• Source passage

________________

Kelly Henderson: Matamata publican by day, 'golden' netballer by night
Kelly Henderson lives by the theory 'if you don't use it, you will lose it' when it comes to playing netball, as reporter Rexine Hawes discovers for our Women in Sport series.
On a Saturday morning during the Waikato junior rugby season, you will find Kelly Henderson cheering encouragingly for her two children Freddy, 7 and Mae, 5.
During the week, she is alongside her husband Jacob at their Matamata business Redoubt Bar and Eatery, organising rosters, motivating their team and chatting with their clientele.
She is known for her easy smile, warm welcome and easy-going nature.
However, on a Friday night she swaps nurture and career for speed and agility on the netball court.
Henderson is a member of the Hinuera Redoubt "Gold" team in the Thames Valley A Grade competition.
"Gold as in the Golden Girls," she laughs, "because we are the 'older' girls."

________________

• Data extract
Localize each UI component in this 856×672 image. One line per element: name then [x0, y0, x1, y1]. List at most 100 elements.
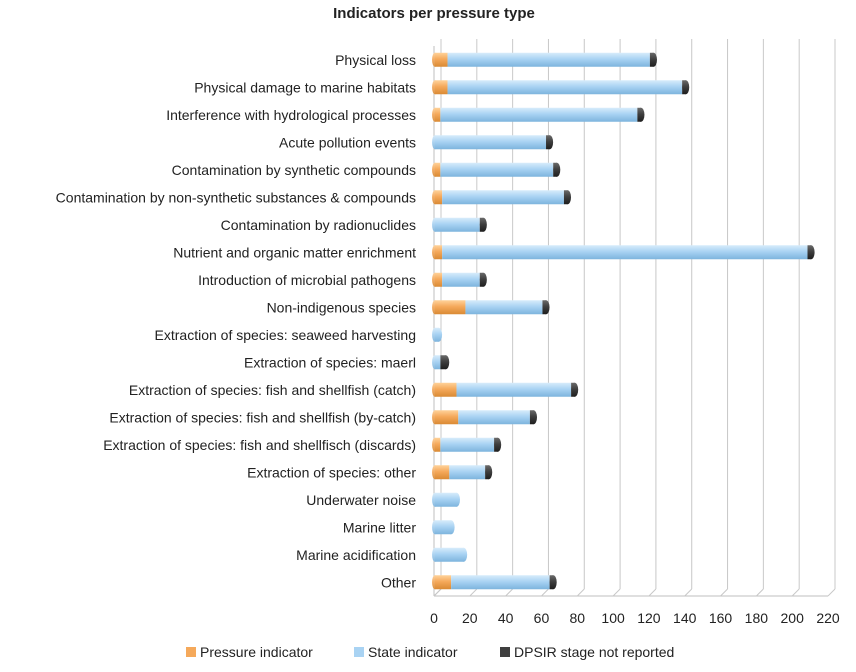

________________

• Complete the following
1. From the Kelly Henderson profile, set down the stretch from "During the week, she" through "with their clientele." word for word.
2. Name every person mentioned by name in the Kelly Henderson profile.

• Answers to each task
1.
During the week, she is alongside her husband Jacob at their Matamata business Redoubt Bar and Eatery, organising rosters, motivating their team and chatting with their clientele.

2. Kelly Henderson, Rexine Hawes, Freddy, Mae, Jacob